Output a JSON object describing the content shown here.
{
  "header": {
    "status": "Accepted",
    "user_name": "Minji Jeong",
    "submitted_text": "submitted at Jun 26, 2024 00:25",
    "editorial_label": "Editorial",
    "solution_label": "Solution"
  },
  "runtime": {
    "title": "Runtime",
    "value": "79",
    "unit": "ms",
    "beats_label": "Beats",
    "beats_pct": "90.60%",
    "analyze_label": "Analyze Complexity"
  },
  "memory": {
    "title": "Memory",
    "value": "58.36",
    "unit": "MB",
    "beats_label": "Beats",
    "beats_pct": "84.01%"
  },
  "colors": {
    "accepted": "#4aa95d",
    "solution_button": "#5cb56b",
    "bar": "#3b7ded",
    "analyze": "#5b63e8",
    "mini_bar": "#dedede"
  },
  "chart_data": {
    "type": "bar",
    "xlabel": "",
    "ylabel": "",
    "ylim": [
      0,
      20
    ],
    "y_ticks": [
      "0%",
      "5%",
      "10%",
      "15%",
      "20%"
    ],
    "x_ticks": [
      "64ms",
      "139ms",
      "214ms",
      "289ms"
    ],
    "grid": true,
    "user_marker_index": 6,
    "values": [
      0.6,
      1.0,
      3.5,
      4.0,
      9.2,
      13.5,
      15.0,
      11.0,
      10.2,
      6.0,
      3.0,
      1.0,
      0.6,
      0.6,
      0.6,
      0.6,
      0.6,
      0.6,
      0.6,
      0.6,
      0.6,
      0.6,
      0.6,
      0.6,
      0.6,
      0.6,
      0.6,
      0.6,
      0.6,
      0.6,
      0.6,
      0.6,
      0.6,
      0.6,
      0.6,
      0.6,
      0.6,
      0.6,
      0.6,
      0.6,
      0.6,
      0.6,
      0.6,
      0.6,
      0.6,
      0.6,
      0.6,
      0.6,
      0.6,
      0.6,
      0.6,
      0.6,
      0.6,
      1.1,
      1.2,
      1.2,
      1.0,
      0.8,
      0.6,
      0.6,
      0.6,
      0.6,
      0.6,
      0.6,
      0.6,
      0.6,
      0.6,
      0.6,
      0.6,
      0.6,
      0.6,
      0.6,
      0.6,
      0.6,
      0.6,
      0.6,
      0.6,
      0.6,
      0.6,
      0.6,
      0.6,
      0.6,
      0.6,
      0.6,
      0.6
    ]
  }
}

PROBLEM TO SOLVE
Every line of the data above should be copied exactly.

THE REPLY
Output a JSON object describing the content shown here.
{
  "header": {
    "status": "Accepted",
    "user_name": "Minji Jeong",
    "submitted_text": "submitted at Jun 26, 2024 00:25",
    "editorial_label": "Editorial",
    "solution_label": "Solution"
  },
  "runtime": {
    "title": "Runtime",
    "value": "79",
    "unit": "ms",
    "beats_label": "Beats",
    "beats_pct": "90.60%",
    "analyze_label": "Analyze Complexity"
  },
  "memory": {
    "title": "Memory",
    "value": "58.36",
    "unit": "MB",
    "beats_label": "Beats",
    "beats_pct": "84.01%"
  },
  "colors": {
    "accepted": "#4aa95d",
    "solution_button": "#5cb56b",
    "bar": "#3b7ded",
    "analyze": "#5b63e8",
    "mini_bar": "#dedede"
  },
  "chart_data": {
    "type": "bar",
    "xlabel": "",
    "ylabel": "",
    "ylim": [
      0,
      20
    ],
    "y_ticks": [
      "0%",
      "5%",
      "10%",
      "15%",
      "20%"
    ],
    "x_ticks": [
      "64ms",
      "139ms",
      "214ms",
      "289ms"
    ],
    "grid": true,
    "user_marker_index": 6,
    "values": [
      0.6,
      1.0,
      3.5,
      4.0,
      9.2,
      13.5,
      15.0,
      11.0,
      10.2,
      6.0,
      3.0,
      1.0,
      0.6,
      0.6,
      0.6,
      0.6,
      0.6,
      0.6,
      0.6,
      0.6,
      0.6,
      0.6,
      0.6,
      0.6,
      0.6,
      0.6,
      0.6,
      0.6,
      0.6,
      0.6,
      0.6,
      0.6,
      0.6,
      0.6,
      0.6,
      0.6,
      0.6,
      0.6,
      0.6,
      0.6,
      0.6,
      0.6,
      0.6,
      0.6,
      0.6,
      0.6,
      0.6,
      0.6,
      0.6,
      0.6,
      0.6,
      0.6,
      0.6,
      1.1,
      1.2,
      1.2,
      1.0,
      0.8,
      0.6,
      0.6,
      0.6,
      0.6,
      0.6,
      0.6,
      0.6,
      0.6,
      0.6,
      0.6,
      0.6,
      0.6,
      0.6,
      0.6,
      0.6,
      0.6,
      0.6,
      0.6,
      0.6,
      0.6,
      0.6,
      0.6,
      0.6,
      0.6,
      0.6,
      0.6,
      0.6
    ]
  }
}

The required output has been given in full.